● Set exercise
Every record that follows must be duplicated exactly, with images left out.

● Stored records
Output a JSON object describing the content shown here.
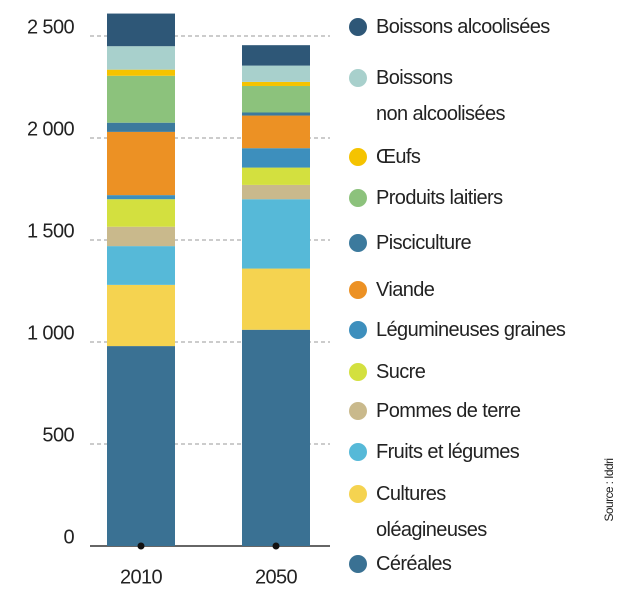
{
  "chart_data": {
    "type": "stacked_bar",
    "categories": [
      "2010",
      "2050"
    ],
    "series": [
      {
        "name": "Céréales",
        "color": "#3a7193",
        "values": [
          980,
          1060
        ]
      },
      {
        "name": "Cultures\noléagineuses",
        "color": "#f5d350",
        "values": [
          300,
          300
        ]
      },
      {
        "name": "Fruits et légumes",
        "color": "#56b9d8",
        "values": [
          190,
          340
        ]
      },
      {
        "name": "Pommes de terre",
        "color": "#c9b98c",
        "values": [
          95,
          70
        ]
      },
      {
        "name": "Sucre",
        "color": "#d3e03f",
        "values": [
          135,
          85
        ]
      },
      {
        "name": "Légumineuses graines",
        "color": "#3d8fbd",
        "values": [
          20,
          95
        ]
      },
      {
        "name": "Viande",
        "color": "#ec9124",
        "values": [
          310,
          160
        ]
      },
      {
        "name": "Pisciculture",
        "color": "#3c7a9d",
        "values": [
          45,
          15
        ]
      },
      {
        "name": "Produits laitiers",
        "color": "#8cc27c",
        "values": [
          230,
          130
        ]
      },
      {
        "name": "Œufs",
        "color": "#f5c300",
        "values": [
          30,
          20
        ]
      },
      {
        "name": "Boissons\nnon alcoolisées",
        "color": "#a8d0cc",
        "values": [
          115,
          80
        ]
      },
      {
        "name": "Boissons alcoolisées",
        "color": "#2e5777",
        "values": [
          160,
          100
        ]
      }
    ],
    "ylim": [
      0,
      2650
    ],
    "yticks": [
      0,
      500,
      {
        "value": 1000,
        "label": "1 000"
      },
      {
        "value": 1500,
        "label": "1 500"
      },
      {
        "value": 2000,
        "label": "2 000"
      },
      {
        "value": 2500,
        "label": "2 500"
      }
    ],
    "grid": true,
    "source": "Source : Iddri"
  }
}
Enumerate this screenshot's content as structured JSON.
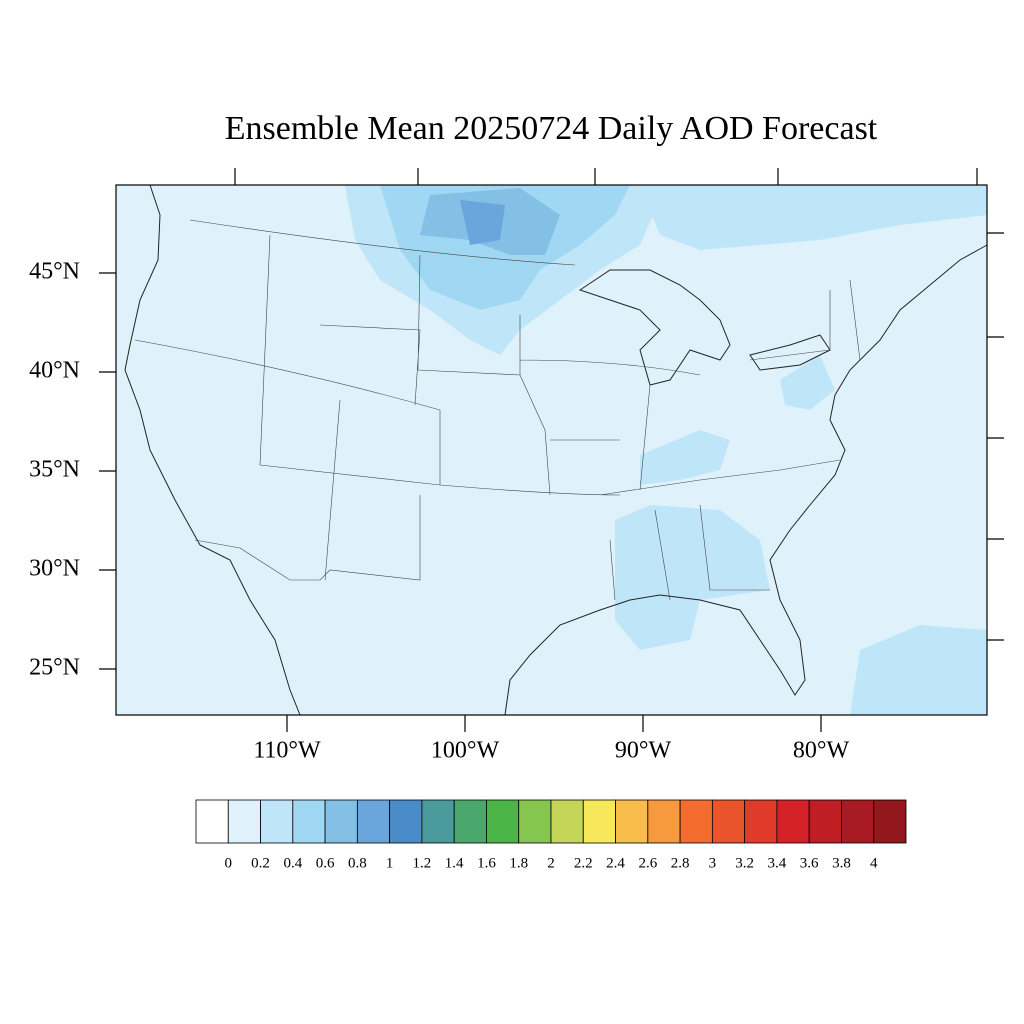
{
  "title": "Ensemble Mean 20250724 Daily AOD Forecast",
  "lat_ticks": [
    {
      "value": 45,
      "label": "45°N"
    },
    {
      "value": 40,
      "label": "40°N"
    },
    {
      "value": 35,
      "label": "35°N"
    },
    {
      "value": 30,
      "label": "30°N"
    },
    {
      "value": 25,
      "label": "25°N"
    }
  ],
  "lon_ticks": [
    {
      "value": -110,
      "label": "110°W"
    },
    {
      "value": -100,
      "label": "100°W"
    },
    {
      "value": -90,
      "label": "90°W"
    },
    {
      "value": -80,
      "label": "80°W"
    }
  ],
  "colorbar": {
    "levels": [
      0,
      0.2,
      0.4,
      0.6,
      0.8,
      1,
      1.2,
      1.4,
      1.6,
      1.8,
      2,
      2.2,
      2.4,
      2.6,
      2.8,
      3,
      3.2,
      3.4,
      3.6,
      3.8,
      4
    ],
    "colors": [
      "#ffffff",
      "#dff2fb",
      "#bfe6f8",
      "#a0d8f3",
      "#84bfe6",
      "#6aa5dc",
      "#4a8bc9",
      "#4a9b9b",
      "#4aa86e",
      "#4bb548",
      "#86c550",
      "#c3d657",
      "#f6e85a",
      "#f8bd4a",
      "#f79a3d",
      "#f46d2e",
      "#ea542c",
      "#e03a2a",
      "#d42228",
      "#bf1e25",
      "#a91b22",
      "#93181d"
    ]
  }
}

● Answer in full
Output a JSON object describing the content shown here.
{
  "chart_data": {
    "type": "stacked_bar",
    "categories": [
      "2010",
      "2050"
    ],
    "series": [
      {
        "name": "Céréales",
        "color": "#3a7193",
        "values": [
          980,
          1060
        ]
      },
      {
        "name": "Cultures\noléagineuses",
        "color": "#f5d350",
        "values": [
          300,
          300
        ]
      },
      {
        "name": "Fruits et légumes",
        "color": "#56b9d8",
        "values": [
          190,
          340
        ]
      },
      {
        "name": "Pommes de terre",
        "color": "#c9b98c",
        "values": [
          95,
          70
        ]
      },
      {
        "name": "Sucre",
        "color": "#d3e03f",
        "values": [
          135,
          85
        ]
      },
      {
        "name": "Légumineuses graines",
        "color": "#3d8fbd",
        "values": [
          20,
          95
        ]
      },
      {
        "name": "Viande",
        "color": "#ec9124",
        "values": [
          310,
          160
        ]
      },
      {
        "name": "Pisciculture",
        "color": "#3c7a9d",
        "values": [
          45,
          15
        ]
      },
      {
        "name": "Produits laitiers",
        "color": "#8cc27c",
        "values": [
          230,
          130
        ]
      },
      {
        "name": "Œufs",
        "color": "#f5c300",
        "values": [
          30,
          20
        ]
      },
      {
        "name": "Boissons\nnon alcoolisées",
        "color": "#a8d0cc",
        "values": [
          115,
          80
        ]
      },
      {
        "name": "Boissons alcoolisées",
        "color": "#2e5777",
        "values": [
          160,
          100
        ]
      }
    ],
    "ylim": [
      0,
      2650
    ],
    "yticks": [
      0,
      500,
      {
        "value": 1000,
        "label": "1 000"
      },
      {
        "value": 1500,
        "label": "1 500"
      },
      {
        "value": 2000,
        "label": "2 000"
      },
      {
        "value": 2500,
        "label": "2 500"
      }
    ],
    "grid": true,
    "source": "Source : Iddri"
  }
}
Enumerate this screenshot's content as structured JSON.
{
  "title": "Ensemble Mean 20250724 Daily AOD Forecast",
  "lat_ticks": [
    {
      "value": 45,
      "label": "45°N"
    },
    {
      "value": 40,
      "label": "40°N"
    },
    {
      "value": 35,
      "label": "35°N"
    },
    {
      "value": 30,
      "label": "30°N"
    },
    {
      "value": 25,
      "label": "25°N"
    }
  ],
  "lon_ticks": [
    {
      "value": -110,
      "label": "110°W"
    },
    {
      "value": -100,
      "label": "100°W"
    },
    {
      "value": -90,
      "label": "90°W"
    },
    {
      "value": -80,
      "label": "80°W"
    }
  ],
  "colorbar": {
    "levels": [
      0,
      0.2,
      0.4,
      0.6,
      0.8,
      1,
      1.2,
      1.4,
      1.6,
      1.8,
      2,
      2.2,
      2.4,
      2.6,
      2.8,
      3,
      3.2,
      3.4,
      3.6,
      3.8,
      4
    ],
    "colors": [
      "#ffffff",
      "#dff2fb",
      "#bfe6f8",
      "#a0d8f3",
      "#84bfe6",
      "#6aa5dc",
      "#4a8bc9",
      "#4a9b9b",
      "#4aa86e",
      "#4bb548",
      "#86c550",
      "#c3d657",
      "#f6e85a",
      "#f8bd4a",
      "#f79a3d",
      "#f46d2e",
      "#ea542c",
      "#e03a2a",
      "#d42228",
      "#bf1e25",
      "#a91b22",
      "#93181d"
    ]
  }
}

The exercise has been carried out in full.